● WRITTEN INSTRUCTION
Return all lines below containing the word "него".

● Saved data entries
__________________________________________________

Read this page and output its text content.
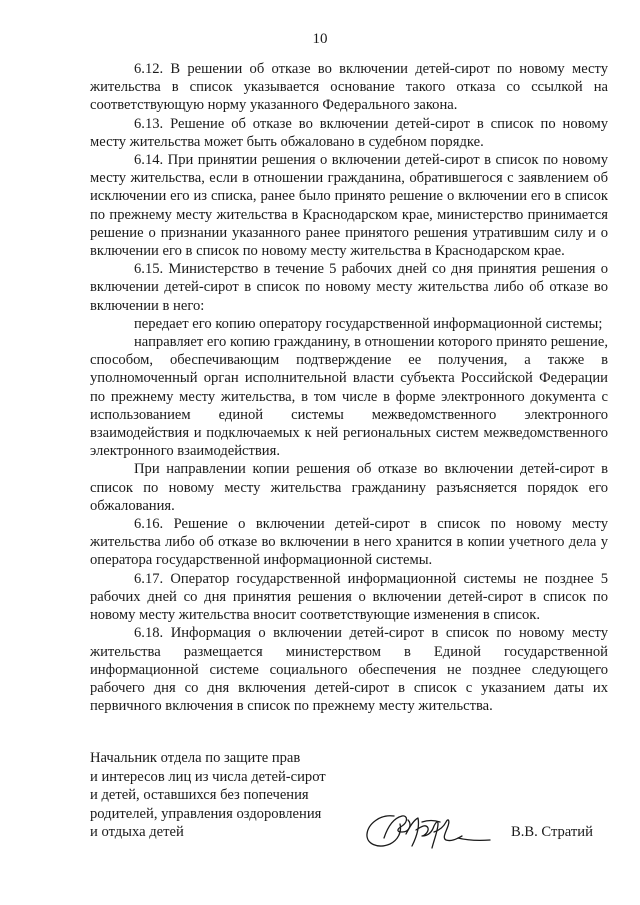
10

6.12. В решении об отказе во включении детей-сирот по новому месту жительства в список указывается основание такого отказа со ссылкой на соответствующую норму указанного Федерального закона.

6.13. Решение об отказе во включении детей-сирот в список по новому месту жительства может быть обжаловано в судебном порядке.

6.14. При принятии решения о включении детей-сирот в список по новому месту жительства, если в отношении гражданина, обратившегося с заявлением об исключении его из списка, ранее было принято решение о включении его в список по прежнему месту жительства в Краснодарском крае, министерство принимается решение о признании указанного ранее принятого решения утратившим силу и о включении его в список по новому месту жительства в Краснодарском крае.

6.15. Министерство в течение 5 рабочих дней со дня принятия решения о включении детей-сирот в список по новому месту жительства либо об отказе во включении в него:

передает его копию оператору государственной информационной системы;

направляет его копию гражданину, в отношении которого принято решение, способом, обеспечивающим подтверждение ее получения, а также в уполномоченный орган исполнительной власти субъекта Российской Федерации по прежнему месту жительства, в том числе в форме электронного документа с использованием единой системы межведомственного электронного взаимодействия и подключаемых к ней региональных систем межведомственного электронного взаимодействия.

При направлении копии решения об отказе во включении детей-сирот в список по новому месту жительства гражданину разъясняется порядок его обжалования.

6.16. Решение о включении детей-сирот в список по новому месту жительства либо об отказе во включении в него хранится в копии учетного дела у оператора государственной информационной системы.

6.17. Оператор государственной информационной системы не позднее 5 рабочих дней со дня принятия решения о включении детей-сирот в список по новому месту жительства вносит соответствующие изменения в список.

6.18. Информация о включении детей-сирот в список по новому месту жительства размещается министерством в Единой государственной информационной системе социального обеспечения не позднее следующего рабочего дня со дня включения детей-сирот в список с указанием даты их первичного включения в список по прежнему месту жительства.

Начальник отдела по защите прав
и интересов лиц из числа детей-сирот
и детей, оставшихся без попечения
родителей, управления оздоровления
и отдыха детей	В.В. Стратий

__________________________________________________

● REPLY
6.15. Министерство в течение 5 рабочих дней со дня принятия решения о включении детей-сирот в список по новому месту жительства либо об отказе во включении в него:
6.16. Решение о включении детей-сирот в список по новому месту жительства либо об отказе во включении в него хранится в копии учетного дела у оператора государственной информационной системы.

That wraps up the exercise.